_Goal of the exercise:_
I need only the number of lines in this data that contain the string "tình".

[Dataset records]

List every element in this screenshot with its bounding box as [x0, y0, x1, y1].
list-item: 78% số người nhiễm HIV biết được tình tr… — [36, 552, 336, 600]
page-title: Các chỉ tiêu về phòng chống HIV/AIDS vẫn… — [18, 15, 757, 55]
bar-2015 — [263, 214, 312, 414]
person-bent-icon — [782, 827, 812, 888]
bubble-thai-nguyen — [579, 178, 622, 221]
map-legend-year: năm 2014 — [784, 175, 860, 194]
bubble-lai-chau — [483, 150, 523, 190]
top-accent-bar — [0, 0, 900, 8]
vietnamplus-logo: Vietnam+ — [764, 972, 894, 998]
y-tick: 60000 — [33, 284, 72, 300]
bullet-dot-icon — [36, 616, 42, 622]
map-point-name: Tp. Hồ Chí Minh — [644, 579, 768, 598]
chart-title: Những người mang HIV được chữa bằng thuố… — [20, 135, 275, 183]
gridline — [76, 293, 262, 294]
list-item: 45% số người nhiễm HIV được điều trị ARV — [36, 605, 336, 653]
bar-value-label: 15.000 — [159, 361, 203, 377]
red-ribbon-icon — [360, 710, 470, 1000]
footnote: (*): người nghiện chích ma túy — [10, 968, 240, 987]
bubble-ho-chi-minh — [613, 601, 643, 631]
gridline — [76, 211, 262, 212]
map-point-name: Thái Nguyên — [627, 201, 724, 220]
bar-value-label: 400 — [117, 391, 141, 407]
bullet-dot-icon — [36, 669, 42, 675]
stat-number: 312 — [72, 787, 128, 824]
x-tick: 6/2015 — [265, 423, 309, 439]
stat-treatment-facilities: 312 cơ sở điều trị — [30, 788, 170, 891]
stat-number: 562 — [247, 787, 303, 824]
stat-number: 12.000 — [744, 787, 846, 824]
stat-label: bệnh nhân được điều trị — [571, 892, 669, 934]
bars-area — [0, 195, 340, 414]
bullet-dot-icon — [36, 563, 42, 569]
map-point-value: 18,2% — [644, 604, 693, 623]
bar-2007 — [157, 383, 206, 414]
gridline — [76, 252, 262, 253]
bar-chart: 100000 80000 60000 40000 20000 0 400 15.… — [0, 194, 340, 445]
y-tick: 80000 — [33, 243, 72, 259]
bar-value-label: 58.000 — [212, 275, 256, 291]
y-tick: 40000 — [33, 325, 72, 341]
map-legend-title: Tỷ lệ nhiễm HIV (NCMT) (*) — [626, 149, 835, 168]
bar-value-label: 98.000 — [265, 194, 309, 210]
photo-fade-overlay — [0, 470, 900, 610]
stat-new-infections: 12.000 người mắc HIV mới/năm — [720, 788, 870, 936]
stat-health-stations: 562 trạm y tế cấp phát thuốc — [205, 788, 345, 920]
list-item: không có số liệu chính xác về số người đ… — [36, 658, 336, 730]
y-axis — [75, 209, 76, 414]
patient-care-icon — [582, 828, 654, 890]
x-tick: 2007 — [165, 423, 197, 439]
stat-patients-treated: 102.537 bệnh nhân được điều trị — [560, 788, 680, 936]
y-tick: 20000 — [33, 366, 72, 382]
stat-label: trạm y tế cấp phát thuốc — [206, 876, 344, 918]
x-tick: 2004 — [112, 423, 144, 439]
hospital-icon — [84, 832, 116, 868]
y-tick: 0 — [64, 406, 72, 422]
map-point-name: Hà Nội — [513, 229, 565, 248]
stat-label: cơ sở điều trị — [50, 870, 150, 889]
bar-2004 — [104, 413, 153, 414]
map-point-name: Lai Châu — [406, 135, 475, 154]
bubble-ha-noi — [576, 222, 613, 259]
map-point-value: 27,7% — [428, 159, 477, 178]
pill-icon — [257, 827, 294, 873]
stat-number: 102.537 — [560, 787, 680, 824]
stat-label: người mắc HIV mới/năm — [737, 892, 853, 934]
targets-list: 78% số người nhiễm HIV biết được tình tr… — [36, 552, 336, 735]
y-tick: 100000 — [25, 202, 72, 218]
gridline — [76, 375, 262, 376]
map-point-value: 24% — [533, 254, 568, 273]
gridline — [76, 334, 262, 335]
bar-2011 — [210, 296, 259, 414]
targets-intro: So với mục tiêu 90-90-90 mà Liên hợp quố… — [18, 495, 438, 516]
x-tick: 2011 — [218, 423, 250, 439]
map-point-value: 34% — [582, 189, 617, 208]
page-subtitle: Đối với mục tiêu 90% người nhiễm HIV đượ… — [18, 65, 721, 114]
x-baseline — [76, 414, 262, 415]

_Written solution:_
2